- DIRECTION:
Don't copy the pictures; return every other part of the records exactly.

** start GIVEN DATA **

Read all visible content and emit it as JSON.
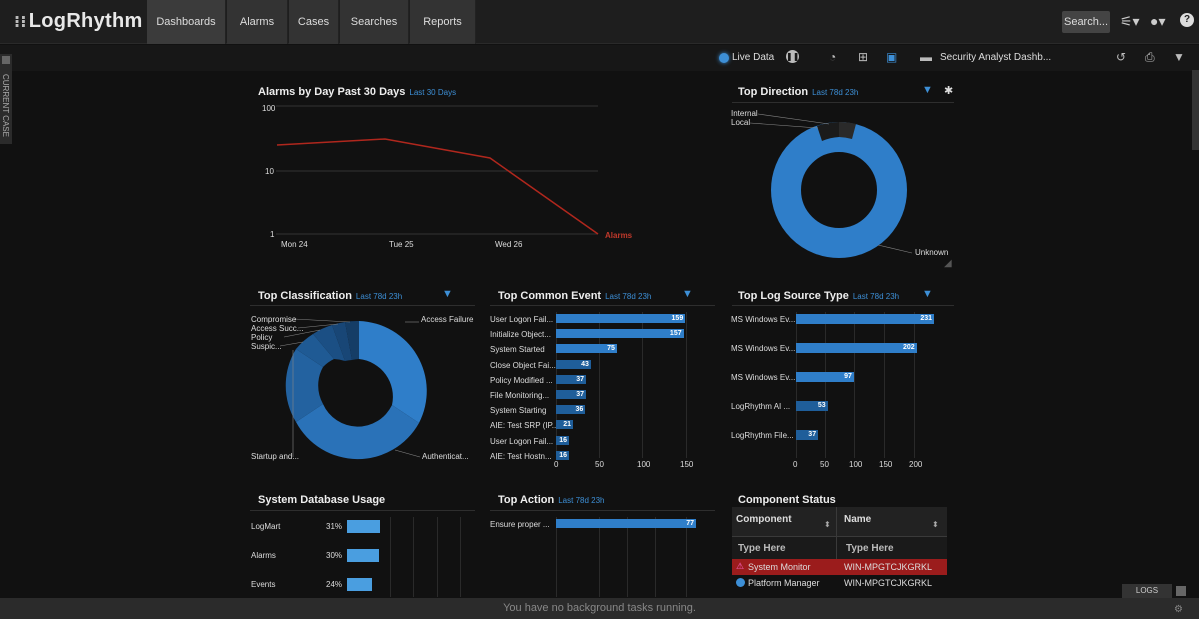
{
  "nav": {
    "logo": "LogRhythm",
    "tabs": [
      "Dashboards",
      "Alarms",
      "Cases",
      "Searches",
      "Reports"
    ],
    "search_label": "Search..."
  },
  "subbar": {
    "live_label": "Live Data",
    "dashboard_name": "Security Analyst Dashb..."
  },
  "sidebar": {
    "current_case_label": "CURRENT CASE"
  },
  "alarms_widget": {
    "title": "Alarms by Day Past 30 Days",
    "subtitle": "Last 30 Days",
    "series_label": "Alarms",
    "y_ticks": [
      "100",
      "10",
      "1"
    ],
    "x_ticks": [
      "Mon 24",
      "Tue 25",
      "Wed 26"
    ],
    "color": "#c0392b"
  },
  "direction_widget": {
    "title": "Top Direction",
    "subtitle": "Last 78d 23h",
    "labels": [
      "Internal",
      "Local",
      "Unknown"
    ]
  },
  "classification_widget": {
    "title": "Top Classification",
    "subtitle": "Last 78d 23h",
    "labels": [
      "Compromise",
      "Access Succ...",
      "Policy",
      "Suspic...",
      "Access Failure",
      "Authenticat...",
      "Startup and..."
    ]
  },
  "common_event_widget": {
    "title": "Top Common Event",
    "subtitle": "Last 78d 23h",
    "items": [
      {
        "label": "User Logon Fail...",
        "value": "159",
        "frac": 0.9297
      },
      {
        "label": "Initialize Object...",
        "value": "157",
        "frac": 0.9181
      },
      {
        "label": "System Started",
        "value": "75",
        "frac": 0.4386
      },
      {
        "label": "Close Object Fai...",
        "value": "43",
        "frac": 0.2515
      },
      {
        "label": "Policy Modified ...",
        "value": "37",
        "frac": 0.2164
      },
      {
        "label": "File Monitoring...",
        "value": "37",
        "frac": 0.2164
      },
      {
        "label": "System Starting",
        "value": "36",
        "frac": 0.2105
      },
      {
        "label": "AIE: Test SRP (IP...",
        "value": "21",
        "frac": 0.1228
      },
      {
        "label": "User Logon Fail...",
        "value": "16",
        "frac": 0.0936
      },
      {
        "label": "AIE: Test Hostn...",
        "value": "16",
        "frac": 0.0936
      }
    ],
    "axis": [
      "0",
      "50",
      "100",
      "150"
    ]
  },
  "log_source_widget": {
    "title": "Top Log Source Type",
    "subtitle": "Last 78d 23h",
    "items": [
      {
        "label": "MS Windows Ev...",
        "value": "231",
        "frac": 1.0
      },
      {
        "label": "MS Windows Ev...",
        "value": "202",
        "frac": 0.8745
      },
      {
        "label": "MS Windows Ev...",
        "value": "97",
        "frac": 0.4199
      },
      {
        "label": "LogRhythm AI ...",
        "value": "53",
        "frac": 0.2294
      },
      {
        "label": "LogRhythm File...",
        "value": "37",
        "frac": 0.1602
      }
    ],
    "axis": [
      "0",
      "50",
      "100",
      "150",
      "200"
    ]
  },
  "db_usage_widget": {
    "title": "System Database Usage",
    "items": [
      {
        "label": "LogMart",
        "value": "31%",
        "frac": 0.31
      },
      {
        "label": "Alarms",
        "value": "30%",
        "frac": 0.3
      },
      {
        "label": "Events",
        "value": "24%",
        "frac": 0.24
      }
    ]
  },
  "action_widget": {
    "title": "Top Action",
    "subtitle": "Last 78d 23h",
    "items": [
      {
        "label": "Ensure proper ...",
        "value": "77",
        "frac": 1.0
      }
    ]
  },
  "component_widget": {
    "title": "Component Status",
    "col_component": "Component",
    "col_name": "Name",
    "filter_placeholder": "Type Here",
    "rows": [
      {
        "component": "System Monitor",
        "name": "WIN-MPGTCJKGRKL",
        "alert": true
      },
      {
        "component": "Platform Manager",
        "name": "WIN-MPGTCJKGRKL",
        "alert": false
      }
    ]
  },
  "footer": {
    "background_tasks": "You have no background tasks running.",
    "logs_label": "LOGS"
  }
}
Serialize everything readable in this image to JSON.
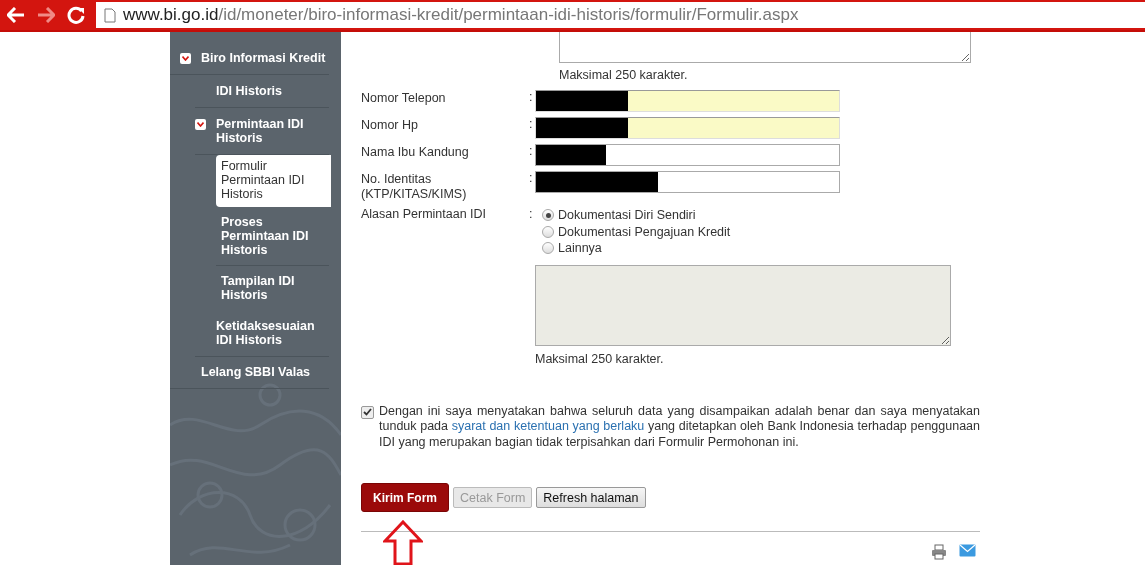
{
  "browser": {
    "back_disabled": false,
    "forward_disabled": true,
    "address": {
      "host": "www.bi.go.id",
      "path": "/id/moneter/biro-informasi-kredit/permintaan-idi-historis/formulir/Formulir.aspx"
    }
  },
  "sidebar": {
    "items": [
      {
        "label": "Biro Informasi Kredit",
        "expanded": true,
        "selected": false,
        "children": [
          {
            "label": "IDI Historis",
            "selected": false
          },
          {
            "label": "Permintaan IDI Historis",
            "expanded": true,
            "selected": false,
            "children": [
              {
                "label": "Formulir Permintaan IDI Historis",
                "selected": true
              },
              {
                "label": "Proses Permintaan IDI Historis",
                "selected": false
              },
              {
                "label": "Tampilan IDI Historis",
                "selected": false
              }
            ]
          },
          {
            "label": "Ketidaksesuaian IDI Historis",
            "selected": false
          }
        ]
      },
      {
        "label": "Lelang SBBI Valas",
        "selected": false
      }
    ]
  },
  "form": {
    "top_hint": "Maksimal 250 karakter.",
    "fields": [
      {
        "label": "Nomor Telepon",
        "separator": ":",
        "autofilled": true,
        "redacted": true
      },
      {
        "label": "Nomor Hp",
        "separator": ":",
        "autofilled": true,
        "redacted": true
      },
      {
        "label": "Nama Ibu Kandung",
        "separator": ":",
        "autofilled": false,
        "redacted": true
      },
      {
        "label": "No. Identitas (KTP/KITAS/KIMS)",
        "separator": ":",
        "autofilled": false,
        "redacted": true
      }
    ],
    "reason": {
      "label": "Alasan Permintaan IDI",
      "separator": ":",
      "options": [
        {
          "label": "Dokumentasi Diri Sendiri",
          "selected": true
        },
        {
          "label": "Dokumentasi Pengajuan Kredit",
          "selected": false
        },
        {
          "label": "Lainnya",
          "selected": false
        }
      ],
      "textarea_disabled": true,
      "hint": "Maksimal 250 karakter."
    },
    "agreement": {
      "checked": true,
      "before": "Dengan ini saya menyatakan bahwa seluruh data yang disampaikan adalah benar dan saya menyatakan tunduk pada",
      "link": "syarat dan ketentuan yang berlaku",
      "after": "yang ditetapkan oleh Bank Indonesia terhadap penggunaan IDI yang merupakan bagian tidak terpisahkan dari Formulir Permohonan ini."
    },
    "buttons": [
      {
        "label": "Kirim Form",
        "kind": "primary",
        "disabled": false
      },
      {
        "label": "Cetak Form",
        "kind": "normal",
        "disabled": true
      },
      {
        "label": "Refresh halaman",
        "kind": "normal",
        "disabled": false
      }
    ]
  },
  "annotation": {
    "arrow": true
  }
}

** end GIVEN DATA **

- RESPONSE TO THIS EXERCISE:
Read all visible content and emit it as JSON.
{
  "nav": {
    "logo": "LogRhythm",
    "tabs": [
      "Dashboards",
      "Alarms",
      "Cases",
      "Searches",
      "Reports"
    ],
    "search_label": "Search..."
  },
  "subbar": {
    "live_label": "Live Data",
    "dashboard_name": "Security Analyst Dashb..."
  },
  "sidebar": {
    "current_case_label": "CURRENT CASE"
  },
  "alarms_widget": {
    "title": "Alarms by Day Past 30 Days",
    "subtitle": "Last 30 Days",
    "series_label": "Alarms",
    "y_ticks": [
      "100",
      "10",
      "1"
    ],
    "x_ticks": [
      "Mon 24",
      "Tue 25",
      "Wed 26"
    ],
    "color": "#c0392b"
  },
  "direction_widget": {
    "title": "Top Direction",
    "subtitle": "Last 78d 23h",
    "labels": [
      "Internal",
      "Local",
      "Unknown"
    ]
  },
  "classification_widget": {
    "title": "Top Classification",
    "subtitle": "Last 78d 23h",
    "labels": [
      "Compromise",
      "Access Succ...",
      "Policy",
      "Suspic...",
      "Access Failure",
      "Authenticat...",
      "Startup and..."
    ]
  },
  "common_event_widget": {
    "title": "Top Common Event",
    "subtitle": "Last 78d 23h",
    "items": [
      {
        "label": "User Logon Fail...",
        "value": "159",
        "frac": 0.9297
      },
      {
        "label": "Initialize Object...",
        "value": "157",
        "frac": 0.9181
      },
      {
        "label": "System Started",
        "value": "75",
        "frac": 0.4386
      },
      {
        "label": "Close Object Fai...",
        "value": "43",
        "frac": 0.2515
      },
      {
        "label": "Policy Modified ...",
        "value": "37",
        "frac": 0.2164
      },
      {
        "label": "File Monitoring...",
        "value": "37",
        "frac": 0.2164
      },
      {
        "label": "System Starting",
        "value": "36",
        "frac": 0.2105
      },
      {
        "label": "AIE: Test SRP (IP...",
        "value": "21",
        "frac": 0.1228
      },
      {
        "label": "User Logon Fail...",
        "value": "16",
        "frac": 0.0936
      },
      {
        "label": "AIE: Test Hostn...",
        "value": "16",
        "frac": 0.0936
      }
    ],
    "axis": [
      "0",
      "50",
      "100",
      "150"
    ]
  },
  "log_source_widget": {
    "title": "Top Log Source Type",
    "subtitle": "Last 78d 23h",
    "items": [
      {
        "label": "MS Windows Ev...",
        "value": "231",
        "frac": 1.0
      },
      {
        "label": "MS Windows Ev...",
        "value": "202",
        "frac": 0.8745
      },
      {
        "label": "MS Windows Ev...",
        "value": "97",
        "frac": 0.4199
      },
      {
        "label": "LogRhythm AI ...",
        "value": "53",
        "frac": 0.2294
      },
      {
        "label": "LogRhythm File...",
        "value": "37",
        "frac": 0.1602
      }
    ],
    "axis": [
      "0",
      "50",
      "100",
      "150",
      "200"
    ]
  },
  "db_usage_widget": {
    "title": "System Database Usage",
    "items": [
      {
        "label": "LogMart",
        "value": "31%",
        "frac": 0.31
      },
      {
        "label": "Alarms",
        "value": "30%",
        "frac": 0.3
      },
      {
        "label": "Events",
        "value": "24%",
        "frac": 0.24
      }
    ]
  },
  "action_widget": {
    "title": "Top Action",
    "subtitle": "Last 78d 23h",
    "items": [
      {
        "label": "Ensure proper ...",
        "value": "77",
        "frac": 1.0
      }
    ]
  },
  "component_widget": {
    "title": "Component Status",
    "col_component": "Component",
    "col_name": "Name",
    "filter_placeholder": "Type Here",
    "rows": [
      {
        "component": "System Monitor",
        "name": "WIN-MPGTCJKGRKL",
        "alert": true
      },
      {
        "component": "Platform Manager",
        "name": "WIN-MPGTCJKGRKL",
        "alert": false
      }
    ]
  },
  "footer": {
    "background_tasks": "You have no background tasks running.",
    "logs_label": "LOGS"
  }
}
Serialize everything readable in this image to JSON.
{
  "browser": {
    "back_disabled": false,
    "forward_disabled": true,
    "address": {
      "host": "www.bi.go.id",
      "path": "/id/moneter/biro-informasi-kredit/permintaan-idi-historis/formulir/Formulir.aspx"
    }
  },
  "sidebar": {
    "items": [
      {
        "label": "Biro Informasi Kredit",
        "expanded": true,
        "selected": false,
        "children": [
          {
            "label": "IDI Historis",
            "selected": false
          },
          {
            "label": "Permintaan IDI Historis",
            "expanded": true,
            "selected": false,
            "children": [
              {
                "label": "Formulir Permintaan IDI Historis",
                "selected": true
              },
              {
                "label": "Proses Permintaan IDI Historis",
                "selected": false
              },
              {
                "label": "Tampilan IDI Historis",
                "selected": false
              }
            ]
          },
          {
            "label": "Ketidaksesuaian IDI Historis",
            "selected": false
          }
        ]
      },
      {
        "label": "Lelang SBBI Valas",
        "selected": false
      }
    ]
  },
  "form": {
    "top_hint": "Maksimal 250 karakter.",
    "fields": [
      {
        "label": "Nomor Telepon",
        "separator": ":",
        "autofilled": true,
        "redacted": true
      },
      {
        "label": "Nomor Hp",
        "separator": ":",
        "autofilled": true,
        "redacted": true
      },
      {
        "label": "Nama Ibu Kandung",
        "separator": ":",
        "autofilled": false,
        "redacted": true
      },
      {
        "label": "No. Identitas (KTP/KITAS/KIMS)",
        "separator": ":",
        "autofilled": false,
        "redacted": true
      }
    ],
    "reason": {
      "label": "Alasan Permintaan IDI",
      "separator": ":",
      "options": [
        {
          "label": "Dokumentasi Diri Sendiri",
          "selected": true
        },
        {
          "label": "Dokumentasi Pengajuan Kredit",
          "selected": false
        },
        {
          "label": "Lainnya",
          "selected": false
        }
      ],
      "textarea_disabled": true,
      "hint": "Maksimal 250 karakter."
    },
    "agreement": {
      "checked": true,
      "before": "Dengan ini saya menyatakan bahwa seluruh data yang disampaikan adalah benar dan saya menyatakan tunduk pada",
      "link": "syarat dan ketentuan yang berlaku",
      "after": "yang ditetapkan oleh Bank Indonesia terhadap penggunaan IDI yang merupakan bagian tidak terpisahkan dari Formulir Permohonan ini."
    },
    "buttons": [
      {
        "label": "Kirim Form",
        "kind": "primary",
        "disabled": false
      },
      {
        "label": "Cetak Form",
        "kind": "normal",
        "disabled": true
      },
      {
        "label": "Refresh halaman",
        "kind": "normal",
        "disabled": false
      }
    ]
  },
  "annotation": {
    "arrow": true
  }
}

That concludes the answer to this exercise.